<<<<

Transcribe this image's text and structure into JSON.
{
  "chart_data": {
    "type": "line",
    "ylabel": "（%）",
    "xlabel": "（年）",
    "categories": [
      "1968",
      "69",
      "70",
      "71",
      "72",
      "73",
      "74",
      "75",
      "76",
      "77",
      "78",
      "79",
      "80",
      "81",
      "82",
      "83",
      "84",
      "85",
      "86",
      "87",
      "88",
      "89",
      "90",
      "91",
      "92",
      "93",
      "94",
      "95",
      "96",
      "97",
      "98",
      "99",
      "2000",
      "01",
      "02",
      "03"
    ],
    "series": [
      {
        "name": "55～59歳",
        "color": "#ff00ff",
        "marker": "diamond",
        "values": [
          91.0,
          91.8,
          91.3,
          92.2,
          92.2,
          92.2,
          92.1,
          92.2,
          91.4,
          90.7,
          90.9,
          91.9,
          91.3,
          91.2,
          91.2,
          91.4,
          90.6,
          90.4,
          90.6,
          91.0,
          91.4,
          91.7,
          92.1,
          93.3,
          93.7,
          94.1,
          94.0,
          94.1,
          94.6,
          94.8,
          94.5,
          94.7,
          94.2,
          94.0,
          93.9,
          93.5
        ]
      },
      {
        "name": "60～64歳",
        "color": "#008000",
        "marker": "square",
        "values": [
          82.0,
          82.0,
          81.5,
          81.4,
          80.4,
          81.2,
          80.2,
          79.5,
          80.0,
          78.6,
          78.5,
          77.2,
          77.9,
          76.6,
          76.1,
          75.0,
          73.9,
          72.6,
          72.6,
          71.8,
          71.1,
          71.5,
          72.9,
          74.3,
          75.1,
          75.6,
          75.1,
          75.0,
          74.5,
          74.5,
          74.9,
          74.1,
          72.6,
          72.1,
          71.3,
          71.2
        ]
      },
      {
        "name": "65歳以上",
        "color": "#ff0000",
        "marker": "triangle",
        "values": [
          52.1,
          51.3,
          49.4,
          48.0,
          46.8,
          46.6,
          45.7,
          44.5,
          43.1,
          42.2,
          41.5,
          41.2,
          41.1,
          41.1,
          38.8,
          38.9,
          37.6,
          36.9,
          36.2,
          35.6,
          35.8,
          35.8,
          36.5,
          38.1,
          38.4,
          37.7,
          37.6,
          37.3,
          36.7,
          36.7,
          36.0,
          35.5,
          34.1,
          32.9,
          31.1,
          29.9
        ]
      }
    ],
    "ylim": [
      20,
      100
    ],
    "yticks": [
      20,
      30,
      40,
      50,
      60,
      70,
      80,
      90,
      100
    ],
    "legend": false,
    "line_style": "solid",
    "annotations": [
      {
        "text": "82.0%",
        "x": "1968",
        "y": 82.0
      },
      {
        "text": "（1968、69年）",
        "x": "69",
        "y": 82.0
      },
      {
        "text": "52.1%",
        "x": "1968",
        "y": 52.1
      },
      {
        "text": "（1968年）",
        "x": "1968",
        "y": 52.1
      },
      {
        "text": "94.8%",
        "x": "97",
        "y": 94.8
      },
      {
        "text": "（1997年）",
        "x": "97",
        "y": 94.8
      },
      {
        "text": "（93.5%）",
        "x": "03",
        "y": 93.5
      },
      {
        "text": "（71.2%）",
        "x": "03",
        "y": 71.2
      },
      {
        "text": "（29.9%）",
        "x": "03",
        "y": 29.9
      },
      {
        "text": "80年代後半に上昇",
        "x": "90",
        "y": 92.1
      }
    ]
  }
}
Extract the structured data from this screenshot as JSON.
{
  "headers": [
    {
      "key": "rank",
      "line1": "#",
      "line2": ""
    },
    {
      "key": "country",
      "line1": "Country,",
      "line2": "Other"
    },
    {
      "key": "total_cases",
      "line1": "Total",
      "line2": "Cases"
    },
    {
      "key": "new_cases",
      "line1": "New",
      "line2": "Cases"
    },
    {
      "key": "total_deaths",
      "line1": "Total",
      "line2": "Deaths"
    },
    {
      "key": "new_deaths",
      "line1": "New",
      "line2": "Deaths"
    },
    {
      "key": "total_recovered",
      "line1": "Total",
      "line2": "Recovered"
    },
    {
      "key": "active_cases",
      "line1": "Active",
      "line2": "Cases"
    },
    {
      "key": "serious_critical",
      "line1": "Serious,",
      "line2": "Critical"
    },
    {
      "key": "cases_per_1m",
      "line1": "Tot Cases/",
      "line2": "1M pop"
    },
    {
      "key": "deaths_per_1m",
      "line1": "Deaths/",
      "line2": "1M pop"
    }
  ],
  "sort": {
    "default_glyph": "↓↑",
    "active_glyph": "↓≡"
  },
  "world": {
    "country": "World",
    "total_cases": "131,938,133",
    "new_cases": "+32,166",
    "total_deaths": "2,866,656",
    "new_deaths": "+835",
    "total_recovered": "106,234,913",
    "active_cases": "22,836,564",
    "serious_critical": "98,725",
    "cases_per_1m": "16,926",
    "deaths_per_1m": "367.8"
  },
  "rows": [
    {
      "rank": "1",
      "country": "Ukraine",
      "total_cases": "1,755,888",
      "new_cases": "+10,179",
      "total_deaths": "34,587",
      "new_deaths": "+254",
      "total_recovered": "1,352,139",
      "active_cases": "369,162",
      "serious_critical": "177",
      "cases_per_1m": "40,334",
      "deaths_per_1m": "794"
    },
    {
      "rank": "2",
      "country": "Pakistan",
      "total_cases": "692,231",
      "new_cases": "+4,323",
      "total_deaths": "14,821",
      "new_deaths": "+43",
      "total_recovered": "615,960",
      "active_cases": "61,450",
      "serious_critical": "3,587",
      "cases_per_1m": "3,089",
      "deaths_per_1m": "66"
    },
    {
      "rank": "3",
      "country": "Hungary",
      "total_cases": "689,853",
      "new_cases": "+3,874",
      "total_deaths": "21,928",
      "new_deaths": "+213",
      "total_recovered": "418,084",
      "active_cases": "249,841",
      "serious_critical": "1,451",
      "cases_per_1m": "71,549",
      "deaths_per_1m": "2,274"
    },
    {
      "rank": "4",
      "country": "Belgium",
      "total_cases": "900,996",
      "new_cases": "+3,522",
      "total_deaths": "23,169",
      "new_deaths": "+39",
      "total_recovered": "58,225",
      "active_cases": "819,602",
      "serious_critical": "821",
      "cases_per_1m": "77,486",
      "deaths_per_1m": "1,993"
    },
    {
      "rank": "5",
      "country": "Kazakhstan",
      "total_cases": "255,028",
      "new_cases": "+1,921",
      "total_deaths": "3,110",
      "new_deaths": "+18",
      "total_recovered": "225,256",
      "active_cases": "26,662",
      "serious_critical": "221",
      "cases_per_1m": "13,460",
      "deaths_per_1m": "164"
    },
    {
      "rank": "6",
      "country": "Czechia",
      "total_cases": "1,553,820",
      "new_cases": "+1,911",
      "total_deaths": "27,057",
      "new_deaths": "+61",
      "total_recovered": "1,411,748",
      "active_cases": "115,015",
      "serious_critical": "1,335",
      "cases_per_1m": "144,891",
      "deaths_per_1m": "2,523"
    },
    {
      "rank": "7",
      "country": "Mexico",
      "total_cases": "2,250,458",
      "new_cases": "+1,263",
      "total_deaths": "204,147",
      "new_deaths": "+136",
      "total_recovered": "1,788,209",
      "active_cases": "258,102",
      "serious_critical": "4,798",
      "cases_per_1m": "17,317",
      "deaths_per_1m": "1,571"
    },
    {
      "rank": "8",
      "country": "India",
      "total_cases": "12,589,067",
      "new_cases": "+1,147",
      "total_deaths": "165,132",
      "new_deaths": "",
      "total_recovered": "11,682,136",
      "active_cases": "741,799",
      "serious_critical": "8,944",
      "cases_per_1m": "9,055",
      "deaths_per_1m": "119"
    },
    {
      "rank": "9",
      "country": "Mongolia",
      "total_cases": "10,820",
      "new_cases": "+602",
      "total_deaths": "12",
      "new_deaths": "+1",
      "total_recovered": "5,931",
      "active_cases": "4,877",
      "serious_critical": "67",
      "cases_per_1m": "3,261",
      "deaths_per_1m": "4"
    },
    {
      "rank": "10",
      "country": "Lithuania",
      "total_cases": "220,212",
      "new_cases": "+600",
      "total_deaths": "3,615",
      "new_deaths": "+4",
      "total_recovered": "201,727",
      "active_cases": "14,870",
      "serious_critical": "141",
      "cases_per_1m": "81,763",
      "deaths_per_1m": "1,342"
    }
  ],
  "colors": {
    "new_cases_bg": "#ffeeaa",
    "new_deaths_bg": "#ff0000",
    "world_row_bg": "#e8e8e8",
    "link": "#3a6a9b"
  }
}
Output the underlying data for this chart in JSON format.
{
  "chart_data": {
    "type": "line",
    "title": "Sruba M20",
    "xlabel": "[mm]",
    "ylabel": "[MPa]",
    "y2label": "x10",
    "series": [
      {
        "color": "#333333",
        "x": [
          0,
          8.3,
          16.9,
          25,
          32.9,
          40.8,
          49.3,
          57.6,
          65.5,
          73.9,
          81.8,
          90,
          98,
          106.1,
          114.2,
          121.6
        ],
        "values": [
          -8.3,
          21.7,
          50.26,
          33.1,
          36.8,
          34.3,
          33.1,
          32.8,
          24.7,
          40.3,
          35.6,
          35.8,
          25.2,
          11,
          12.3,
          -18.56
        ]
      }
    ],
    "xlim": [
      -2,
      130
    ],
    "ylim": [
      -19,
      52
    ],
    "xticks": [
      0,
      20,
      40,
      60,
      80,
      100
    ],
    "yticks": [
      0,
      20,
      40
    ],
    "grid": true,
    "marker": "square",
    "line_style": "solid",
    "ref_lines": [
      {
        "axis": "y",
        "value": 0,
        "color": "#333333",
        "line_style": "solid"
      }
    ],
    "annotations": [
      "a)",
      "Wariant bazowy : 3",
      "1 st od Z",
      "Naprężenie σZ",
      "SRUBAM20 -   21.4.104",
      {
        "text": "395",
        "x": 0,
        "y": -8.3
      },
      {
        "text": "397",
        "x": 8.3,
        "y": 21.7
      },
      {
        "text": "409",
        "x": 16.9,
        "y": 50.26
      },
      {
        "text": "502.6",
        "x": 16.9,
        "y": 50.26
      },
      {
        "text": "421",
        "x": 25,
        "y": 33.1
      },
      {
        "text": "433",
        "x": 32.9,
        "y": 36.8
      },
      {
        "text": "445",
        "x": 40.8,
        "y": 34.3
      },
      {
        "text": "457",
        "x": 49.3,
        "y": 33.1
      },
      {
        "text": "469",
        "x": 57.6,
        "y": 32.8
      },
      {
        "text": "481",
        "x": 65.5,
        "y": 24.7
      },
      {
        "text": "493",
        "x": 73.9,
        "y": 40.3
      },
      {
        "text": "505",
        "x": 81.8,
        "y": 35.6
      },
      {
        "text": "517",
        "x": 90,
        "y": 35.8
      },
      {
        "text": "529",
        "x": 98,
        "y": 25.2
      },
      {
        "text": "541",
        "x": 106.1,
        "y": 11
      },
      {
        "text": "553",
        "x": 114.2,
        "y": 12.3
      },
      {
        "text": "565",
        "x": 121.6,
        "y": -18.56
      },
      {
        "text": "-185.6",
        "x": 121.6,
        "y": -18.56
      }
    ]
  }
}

>>>>

Short exercise
Look through the entries and find each line that has the string "this". Copy those lines.

Exercise response
Transcribe this image's text and structure into JSON.
Extract the structured data from this screenshot as JSON.
Output the underlying data for this chart in JSON format.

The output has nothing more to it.